* YOUR INSTRUCTIONS *
Set the listing down unchanged, minus every embedded image.

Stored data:
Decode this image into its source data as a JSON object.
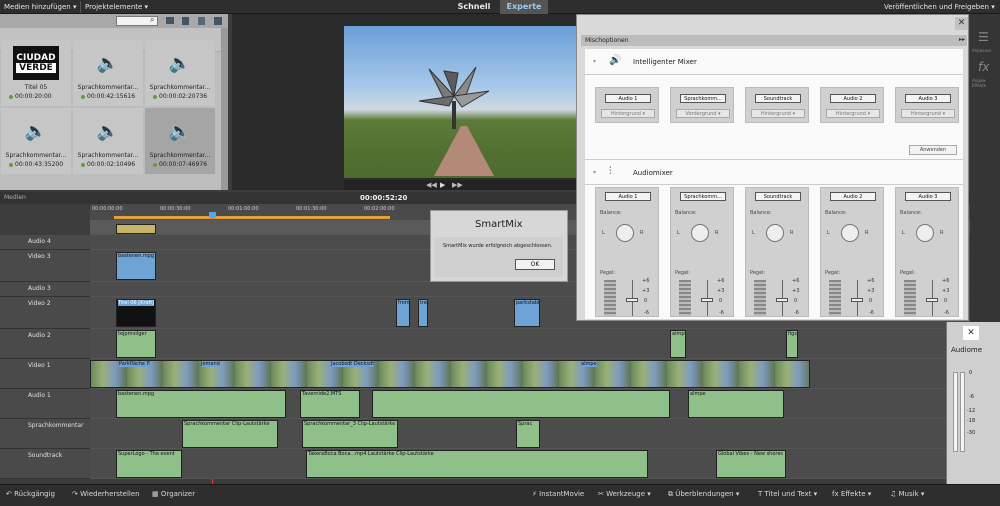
{
  "menu": {
    "add_media": "Medien hinzufügen",
    "project_assets": "Projektelemente",
    "mode_quick": "Schnell",
    "mode_expert": "Experte",
    "publish": "Veröffentlichen und Freigeben"
  },
  "media": {
    "items": [
      {
        "name": "Titel 05",
        "time": "00:00:20:00",
        "type": "title",
        "logo_line1": "CIUDAD",
        "logo_line2": "VERDE"
      },
      {
        "name": "Sprachkommentar...",
        "time": "00:00:42:15616",
        "type": "audio"
      },
      {
        "name": "Sprachkommentar...",
        "time": "00:00:02:20736",
        "type": "audio"
      },
      {
        "name": "Sprachkommentar...",
        "time": "00:00:43:35200",
        "type": "audio"
      },
      {
        "name": "Sprachkommentar...",
        "time": "00:00:02:10496",
        "type": "audio"
      },
      {
        "name": "Sprachkommentar...",
        "time": "00:00:07:46976",
        "type": "audio",
        "selected": true
      }
    ]
  },
  "monitor": {
    "timecode": "00:00:52:20"
  },
  "timeline": {
    "header": "Medien",
    "ruler": [
      "00:00:00:00",
      "00:00:30:00",
      "00:01:00:00",
      "00:01:30:00",
      "00:02:00:00"
    ],
    "tracks": [
      {
        "name": "Audio 4",
        "kind": "audio"
      },
      {
        "name": "Video 3",
        "kind": "video"
      },
      {
        "name": "Audio 3",
        "kind": "audio"
      },
      {
        "name": "Video 2",
        "kind": "video"
      },
      {
        "name": "Audio 2",
        "kind": "audio"
      },
      {
        "name": "Video 1",
        "kind": "video"
      },
      {
        "name": "Audio 1",
        "kind": "audio"
      },
      {
        "name": "Sprachkommentar",
        "kind": "mic"
      },
      {
        "name": "Soundtrack",
        "kind": "music"
      }
    ],
    "clips": {
      "v3": "bastenen.mpg",
      "v2a": "Titel 06 [Kraft]",
      "v2b": "from",
      "v2c": "tre",
      "v2d": "parkstabil",
      "a2a": "tejpmvilger",
      "a2b": "almpe",
      "a2c": "figs",
      "v1a": "Parkfläche fl",
      "v1b": "Jemand",
      "v1c": "Jacobsdt Decksdt",
      "v1d": "almpe",
      "a1a": "bastenen.mpg",
      "a1b": "Tavernide2.MTS",
      "a1c": "almpe",
      "sk1": "Sprachkommentar Clip-Lautstärke",
      "sk2": "Sprachkommentar_3 Clip-Lautstärke",
      "sk3": "Sprac",
      "st1": "SuperLogo - The event",
      "st2": "TakeraBoca Boca...mp4 Lautstärke Clip-Lautstärke",
      "st3": "Global Vibes - New shores"
    }
  },
  "smartmix": {
    "title": "SmartMix",
    "message": "SmartMix wurde erfolgreich abgeschlossen.",
    "ok": "OK"
  },
  "mixoptions": {
    "title": "Mischoptionen",
    "smart_mixer": "Intelligenter Mixer",
    "audio_mixer": "Audiomixer",
    "apply": "Anwenden",
    "balance": "Balance:",
    "level": "Pegel:",
    "scale": [
      "+6",
      "+3",
      "0",
      "-6"
    ],
    "channels": [
      {
        "name": "Audio 1",
        "mode": "Hintergrund"
      },
      {
        "name": "Sprachkomm...",
        "mode": "Vordergrund"
      },
      {
        "name": "Soundtrack",
        "mode": "Hintergrund"
      },
      {
        "name": "Audio 2",
        "mode": "Hintergrund"
      },
      {
        "name": "Audio 3",
        "mode": "Hintergrund"
      }
    ]
  },
  "rightpanel": {
    "title": "Audiome",
    "scale": [
      "0",
      "-6",
      "-12",
      "-18",
      "-30"
    ],
    "adjust": "Anpassen",
    "fx": "fx",
    "effects": "Angew. Effekte"
  },
  "bottom": {
    "undo": "Rückgängig",
    "redo": "Wiederherstellen",
    "organizer": "Organizer",
    "instantmovie": "InstantMovie",
    "tools": "Werkzeuge",
    "transitions": "Überblendungen",
    "titles": "Titel und Text",
    "effects": "Effekte",
    "music": "Musik"
  }
}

* COMPLETED TASK *
Decode this image into its source data as a JSON object.
{
  "menu": {
    "add_media": "Medien hinzufügen",
    "project_assets": "Projektelemente",
    "mode_quick": "Schnell",
    "mode_expert": "Experte",
    "publish": "Veröffentlichen und Freigeben"
  },
  "media": {
    "items": [
      {
        "name": "Titel 05",
        "time": "00:00:20:00",
        "type": "title",
        "logo_line1": "CIUDAD",
        "logo_line2": "VERDE"
      },
      {
        "name": "Sprachkommentar...",
        "time": "00:00:42:15616",
        "type": "audio"
      },
      {
        "name": "Sprachkommentar...",
        "time": "00:00:02:20736",
        "type": "audio"
      },
      {
        "name": "Sprachkommentar...",
        "time": "00:00:43:35200",
        "type": "audio"
      },
      {
        "name": "Sprachkommentar...",
        "time": "00:00:02:10496",
        "type": "audio"
      },
      {
        "name": "Sprachkommentar...",
        "time": "00:00:07:46976",
        "type": "audio",
        "selected": true
      }
    ]
  },
  "monitor": {
    "timecode": "00:00:52:20"
  },
  "timeline": {
    "header": "Medien",
    "ruler": [
      "00:00:00:00",
      "00:00:30:00",
      "00:01:00:00",
      "00:01:30:00",
      "00:02:00:00"
    ],
    "tracks": [
      {
        "name": "Audio 4",
        "kind": "audio"
      },
      {
        "name": "Video 3",
        "kind": "video"
      },
      {
        "name": "Audio 3",
        "kind": "audio"
      },
      {
        "name": "Video 2",
        "kind": "video"
      },
      {
        "name": "Audio 2",
        "kind": "audio"
      },
      {
        "name": "Video 1",
        "kind": "video"
      },
      {
        "name": "Audio 1",
        "kind": "audio"
      },
      {
        "name": "Sprachkommentar",
        "kind": "mic"
      },
      {
        "name": "Soundtrack",
        "kind": "music"
      }
    ],
    "clips": {
      "v3": "bastenen.mpg",
      "v2a": "Titel 06 [Kraft]",
      "v2b": "from",
      "v2c": "tre",
      "v2d": "parkstabil",
      "a2a": "tejpmvilger",
      "a2b": "almpe",
      "a2c": "figs",
      "v1a": "Parkfläche fl",
      "v1b": "Jemand",
      "v1c": "Jacobsdt Decksdt",
      "v1d": "almpe",
      "a1a": "bastenen.mpg",
      "a1b": "Tavernide2.MTS",
      "a1c": "almpe",
      "sk1": "Sprachkommentar Clip-Lautstärke",
      "sk2": "Sprachkommentar_3 Clip-Lautstärke",
      "sk3": "Sprac",
      "st1": "SuperLogo - The event",
      "st2": "TakeraBoca Boca...mp4 Lautstärke Clip-Lautstärke",
      "st3": "Global Vibes - New shores"
    }
  },
  "smartmix": {
    "title": "SmartMix",
    "message": "SmartMix wurde erfolgreich abgeschlossen.",
    "ok": "OK"
  },
  "mixoptions": {
    "title": "Mischoptionen",
    "smart_mixer": "Intelligenter Mixer",
    "audio_mixer": "Audiomixer",
    "apply": "Anwenden",
    "balance": "Balance:",
    "level": "Pegel:",
    "scale": [
      "+6",
      "+3",
      "0",
      "-6"
    ],
    "channels": [
      {
        "name": "Audio 1",
        "mode": "Hintergrund"
      },
      {
        "name": "Sprachkomm...",
        "mode": "Vordergrund"
      },
      {
        "name": "Soundtrack",
        "mode": "Hintergrund"
      },
      {
        "name": "Audio 2",
        "mode": "Hintergrund"
      },
      {
        "name": "Audio 3",
        "mode": "Hintergrund"
      }
    ]
  },
  "rightpanel": {
    "title": "Audiome",
    "scale": [
      "0",
      "-6",
      "-12",
      "-18",
      "-30"
    ],
    "adjust": "Anpassen",
    "fx": "fx",
    "effects": "Angew. Effekte"
  },
  "bottom": {
    "undo": "Rückgängig",
    "redo": "Wiederherstellen",
    "organizer": "Organizer",
    "instantmovie": "InstantMovie",
    "tools": "Werkzeuge",
    "transitions": "Überblendungen",
    "titles": "Titel und Text",
    "effects": "Effekte",
    "music": "Musik"
  }
}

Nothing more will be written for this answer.